_Aim of the task:_
Do not copy the pictures; transcribe all other material exactly.

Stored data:

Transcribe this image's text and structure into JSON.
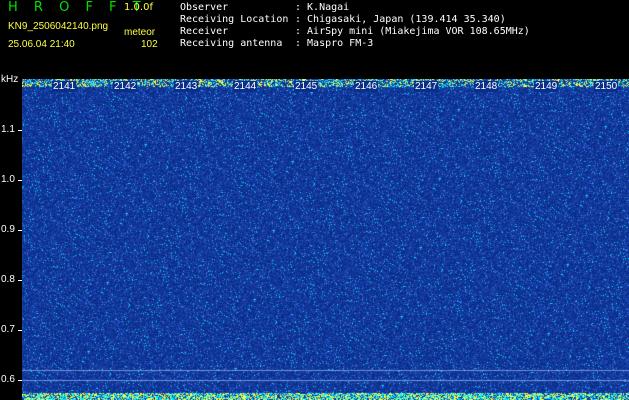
{
  "header": {
    "logo": "H R O F F T",
    "version": "1.0.0f",
    "filename": "KN9_2506042140.png",
    "meteor_label": "meteor",
    "datetime": "25.06.04 21:40",
    "count": "102"
  },
  "info": [
    {
      "label": "Observer",
      "value": ": K.Nagai"
    },
    {
      "label": "Receiving Location",
      "value": ": Chigasaki, Japan (139.414 35.340)"
    },
    {
      "label": "Receiver",
      "value": ": AirSpy mini (Miakejima VOR 108.65MHz)"
    },
    {
      "label": "Receiving antenna",
      "value": ": Maspro FM-3"
    }
  ],
  "spectrogram": {
    "y_unit": "kHz",
    "y_ticks": [
      "1.1",
      "1.0",
      "0.9",
      "0.8",
      "0.7",
      "0.6"
    ],
    "x_ticks": [
      "2141",
      "2142",
      "2143",
      "2144",
      "2145",
      "2146",
      "2147",
      "2148",
      "2149",
      "2150"
    ],
    "colors": {
      "background": "#0a2f8a",
      "noise_low": "#1a44b0",
      "noise_mid": "#3a7ee8",
      "noise_high": "#00e8ff",
      "hot": "#ffff40",
      "line": "#b0c8ff"
    }
  }
}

_Solved exercise:_
Transcribe this image's text and structure into JSON.
{
  "header": {
    "logo": "H R O F F T",
    "version": "1.0.0f",
    "filename": "KN9_2506042140.png",
    "meteor_label": "meteor",
    "datetime": "25.06.04 21:40",
    "count": "102"
  },
  "info": [
    {
      "label": "Observer",
      "value": ": K.Nagai"
    },
    {
      "label": "Receiving Location",
      "value": ": Chigasaki, Japan (139.414 35.340)"
    },
    {
      "label": "Receiver",
      "value": ": AirSpy mini (Miakejima VOR 108.65MHz)"
    },
    {
      "label": "Receiving antenna",
      "value": ": Maspro FM-3"
    }
  ],
  "spectrogram": {
    "y_unit": "kHz",
    "y_ticks": [
      "1.1",
      "1.0",
      "0.9",
      "0.8",
      "0.7",
      "0.6"
    ],
    "x_ticks": [
      "2141",
      "2142",
      "2143",
      "2144",
      "2145",
      "2146",
      "2147",
      "2148",
      "2149",
      "2150"
    ],
    "colors": {
      "background": "#0a2f8a",
      "noise_low": "#1a44b0",
      "noise_mid": "#3a7ee8",
      "noise_high": "#00e8ff",
      "hot": "#ffff40",
      "line": "#b0c8ff"
    }
  }
}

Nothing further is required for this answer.